*Task:* Copy out every record below with complete accuracy.

Records excerpted from a collection
┏━━
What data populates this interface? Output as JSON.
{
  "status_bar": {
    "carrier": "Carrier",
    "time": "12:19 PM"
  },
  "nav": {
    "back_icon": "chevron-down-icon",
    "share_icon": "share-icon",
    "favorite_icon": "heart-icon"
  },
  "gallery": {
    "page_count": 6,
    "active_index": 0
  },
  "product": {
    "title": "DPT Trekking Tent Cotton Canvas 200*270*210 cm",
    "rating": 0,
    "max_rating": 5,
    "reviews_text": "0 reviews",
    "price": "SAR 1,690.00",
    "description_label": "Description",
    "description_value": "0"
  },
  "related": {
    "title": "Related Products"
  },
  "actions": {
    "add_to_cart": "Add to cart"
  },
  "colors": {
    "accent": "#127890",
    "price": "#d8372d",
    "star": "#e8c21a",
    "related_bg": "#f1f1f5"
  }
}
┗━━
*Response for this exercise:*
What data populates this interface? Output as JSON.
{
  "status_bar": {
    "carrier": "Carrier",
    "time": "12:19 PM"
  },
  "nav": {
    "back_icon": "chevron-down-icon",
    "share_icon": "share-icon",
    "favorite_icon": "heart-icon"
  },
  "gallery": {
    "page_count": 6,
    "active_index": 0
  },
  "product": {
    "title": "DPT Trekking Tent Cotton Canvas 200*270*210 cm",
    "rating": 0,
    "max_rating": 5,
    "reviews_text": "0 reviews",
    "price": "SAR 1,690.00",
    "description_label": "Description",
    "description_value": "0"
  },
  "related": {
    "title": "Related Products"
  },
  "actions": {
    "add_to_cart": "Add to cart"
  },
  "colors": {
    "accent": "#127890",
    "price": "#d8372d",
    "star": "#e8c21a",
    "related_bg": "#f1f1f5"
  }
}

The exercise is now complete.